#### ASSIGNMENT
Copy out every line of the records in which "letter" can be found.

+===+

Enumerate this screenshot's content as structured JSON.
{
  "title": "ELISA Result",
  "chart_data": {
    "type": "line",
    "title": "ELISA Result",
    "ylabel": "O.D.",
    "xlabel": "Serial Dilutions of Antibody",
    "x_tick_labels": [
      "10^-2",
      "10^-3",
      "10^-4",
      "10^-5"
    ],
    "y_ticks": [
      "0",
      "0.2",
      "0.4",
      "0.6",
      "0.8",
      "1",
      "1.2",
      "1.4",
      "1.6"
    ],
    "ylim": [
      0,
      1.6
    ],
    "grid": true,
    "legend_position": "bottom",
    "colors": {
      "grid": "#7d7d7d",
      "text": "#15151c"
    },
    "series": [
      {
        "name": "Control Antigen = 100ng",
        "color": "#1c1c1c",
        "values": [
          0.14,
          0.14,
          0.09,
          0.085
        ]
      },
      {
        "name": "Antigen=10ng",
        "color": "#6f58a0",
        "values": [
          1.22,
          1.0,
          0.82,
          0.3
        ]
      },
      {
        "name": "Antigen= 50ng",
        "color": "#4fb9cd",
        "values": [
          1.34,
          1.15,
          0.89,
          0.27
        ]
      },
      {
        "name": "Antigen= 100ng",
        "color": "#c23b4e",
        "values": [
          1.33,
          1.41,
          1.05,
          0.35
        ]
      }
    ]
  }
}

+===+

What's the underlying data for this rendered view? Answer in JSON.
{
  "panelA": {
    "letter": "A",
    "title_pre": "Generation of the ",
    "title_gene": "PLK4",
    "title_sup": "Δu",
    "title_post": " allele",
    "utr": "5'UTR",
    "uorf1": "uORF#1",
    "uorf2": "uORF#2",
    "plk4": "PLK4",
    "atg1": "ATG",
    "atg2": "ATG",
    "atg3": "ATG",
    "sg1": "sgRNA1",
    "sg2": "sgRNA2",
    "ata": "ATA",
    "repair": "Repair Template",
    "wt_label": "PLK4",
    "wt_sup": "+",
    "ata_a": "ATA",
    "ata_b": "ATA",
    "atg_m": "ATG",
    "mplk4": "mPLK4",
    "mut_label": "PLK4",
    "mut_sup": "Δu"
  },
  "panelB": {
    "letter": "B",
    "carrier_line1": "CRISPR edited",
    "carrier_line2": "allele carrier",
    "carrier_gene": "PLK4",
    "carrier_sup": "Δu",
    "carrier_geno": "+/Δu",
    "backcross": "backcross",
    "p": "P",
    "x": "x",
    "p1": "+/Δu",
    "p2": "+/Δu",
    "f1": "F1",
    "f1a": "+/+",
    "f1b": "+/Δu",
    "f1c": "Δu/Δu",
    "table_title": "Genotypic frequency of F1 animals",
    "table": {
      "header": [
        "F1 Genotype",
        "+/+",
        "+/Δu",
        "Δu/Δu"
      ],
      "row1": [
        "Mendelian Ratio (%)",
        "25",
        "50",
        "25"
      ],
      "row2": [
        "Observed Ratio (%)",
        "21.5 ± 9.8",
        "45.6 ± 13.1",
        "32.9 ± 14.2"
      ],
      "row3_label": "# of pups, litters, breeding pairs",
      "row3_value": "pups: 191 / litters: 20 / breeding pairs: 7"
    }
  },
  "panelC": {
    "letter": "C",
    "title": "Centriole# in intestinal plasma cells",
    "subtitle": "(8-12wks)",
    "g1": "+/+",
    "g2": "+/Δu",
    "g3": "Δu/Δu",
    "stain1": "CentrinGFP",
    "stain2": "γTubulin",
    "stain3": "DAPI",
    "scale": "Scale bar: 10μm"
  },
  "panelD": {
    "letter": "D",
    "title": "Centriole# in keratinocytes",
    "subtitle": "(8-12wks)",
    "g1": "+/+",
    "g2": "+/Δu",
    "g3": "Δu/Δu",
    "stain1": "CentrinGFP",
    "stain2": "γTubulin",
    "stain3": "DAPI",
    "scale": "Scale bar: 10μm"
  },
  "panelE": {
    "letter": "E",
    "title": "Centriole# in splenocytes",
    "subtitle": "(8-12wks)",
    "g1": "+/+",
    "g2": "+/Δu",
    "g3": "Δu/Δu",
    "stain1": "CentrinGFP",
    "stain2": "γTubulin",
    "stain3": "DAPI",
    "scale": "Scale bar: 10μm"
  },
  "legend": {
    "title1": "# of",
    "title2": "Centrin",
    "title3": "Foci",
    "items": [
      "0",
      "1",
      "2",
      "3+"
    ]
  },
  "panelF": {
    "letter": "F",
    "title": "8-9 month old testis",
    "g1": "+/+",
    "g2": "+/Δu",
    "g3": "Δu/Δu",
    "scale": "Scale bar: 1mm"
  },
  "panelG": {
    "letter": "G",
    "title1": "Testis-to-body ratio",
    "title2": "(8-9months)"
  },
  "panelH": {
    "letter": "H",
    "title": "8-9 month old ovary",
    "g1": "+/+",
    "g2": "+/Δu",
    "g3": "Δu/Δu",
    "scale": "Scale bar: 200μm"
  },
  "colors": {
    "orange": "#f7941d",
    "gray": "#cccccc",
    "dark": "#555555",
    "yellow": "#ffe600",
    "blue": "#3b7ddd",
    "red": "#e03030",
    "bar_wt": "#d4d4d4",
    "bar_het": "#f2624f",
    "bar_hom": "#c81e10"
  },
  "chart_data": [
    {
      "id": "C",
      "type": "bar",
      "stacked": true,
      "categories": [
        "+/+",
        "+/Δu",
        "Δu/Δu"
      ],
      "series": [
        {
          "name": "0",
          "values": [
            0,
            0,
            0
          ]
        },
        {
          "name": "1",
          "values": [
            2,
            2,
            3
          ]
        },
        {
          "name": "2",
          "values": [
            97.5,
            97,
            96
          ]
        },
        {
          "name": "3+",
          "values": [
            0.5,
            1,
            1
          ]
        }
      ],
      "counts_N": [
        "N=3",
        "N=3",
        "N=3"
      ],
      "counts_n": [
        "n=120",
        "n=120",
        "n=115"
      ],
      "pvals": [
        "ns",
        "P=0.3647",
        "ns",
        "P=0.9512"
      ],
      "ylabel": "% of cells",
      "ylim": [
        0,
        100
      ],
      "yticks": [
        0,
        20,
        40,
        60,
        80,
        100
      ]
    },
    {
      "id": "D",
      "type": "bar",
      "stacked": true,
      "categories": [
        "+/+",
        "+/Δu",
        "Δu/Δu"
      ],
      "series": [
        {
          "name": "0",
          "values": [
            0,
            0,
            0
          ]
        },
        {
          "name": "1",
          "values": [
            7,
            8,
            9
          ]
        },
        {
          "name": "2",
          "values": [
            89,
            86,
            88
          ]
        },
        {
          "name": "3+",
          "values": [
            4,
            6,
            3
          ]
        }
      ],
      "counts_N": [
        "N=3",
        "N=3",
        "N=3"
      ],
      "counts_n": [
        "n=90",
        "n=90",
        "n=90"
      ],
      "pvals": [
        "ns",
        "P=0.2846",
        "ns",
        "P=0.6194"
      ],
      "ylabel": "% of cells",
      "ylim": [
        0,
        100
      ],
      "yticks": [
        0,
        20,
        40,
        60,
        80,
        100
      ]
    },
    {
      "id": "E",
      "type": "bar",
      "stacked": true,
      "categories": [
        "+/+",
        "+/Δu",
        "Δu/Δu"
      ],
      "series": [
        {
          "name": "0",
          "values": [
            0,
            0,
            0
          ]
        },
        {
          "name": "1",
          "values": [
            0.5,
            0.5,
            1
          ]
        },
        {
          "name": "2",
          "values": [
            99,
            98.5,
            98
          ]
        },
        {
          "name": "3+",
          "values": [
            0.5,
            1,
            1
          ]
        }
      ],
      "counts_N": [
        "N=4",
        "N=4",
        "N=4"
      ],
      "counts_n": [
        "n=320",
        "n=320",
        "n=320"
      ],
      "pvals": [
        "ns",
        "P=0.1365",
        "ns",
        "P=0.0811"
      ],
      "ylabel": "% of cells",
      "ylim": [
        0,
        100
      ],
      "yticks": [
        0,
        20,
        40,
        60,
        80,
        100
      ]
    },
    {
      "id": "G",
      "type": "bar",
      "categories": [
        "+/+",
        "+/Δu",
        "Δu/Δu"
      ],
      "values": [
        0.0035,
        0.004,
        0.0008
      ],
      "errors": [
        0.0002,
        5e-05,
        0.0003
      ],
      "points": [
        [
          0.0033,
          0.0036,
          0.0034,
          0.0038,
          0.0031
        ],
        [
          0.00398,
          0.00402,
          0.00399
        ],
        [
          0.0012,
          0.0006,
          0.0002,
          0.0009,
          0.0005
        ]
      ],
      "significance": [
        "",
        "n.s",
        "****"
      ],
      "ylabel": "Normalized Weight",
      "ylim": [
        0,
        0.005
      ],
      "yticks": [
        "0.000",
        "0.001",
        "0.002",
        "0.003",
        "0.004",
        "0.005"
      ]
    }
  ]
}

+===+

#### EXERCISE ANSWER
    "letter": "A",
    "letter": "B",
    "letter": "C",
    "letter": "D",
    "letter": "E",
    "letter": "F",
    "letter": "G",
    "letter": "H",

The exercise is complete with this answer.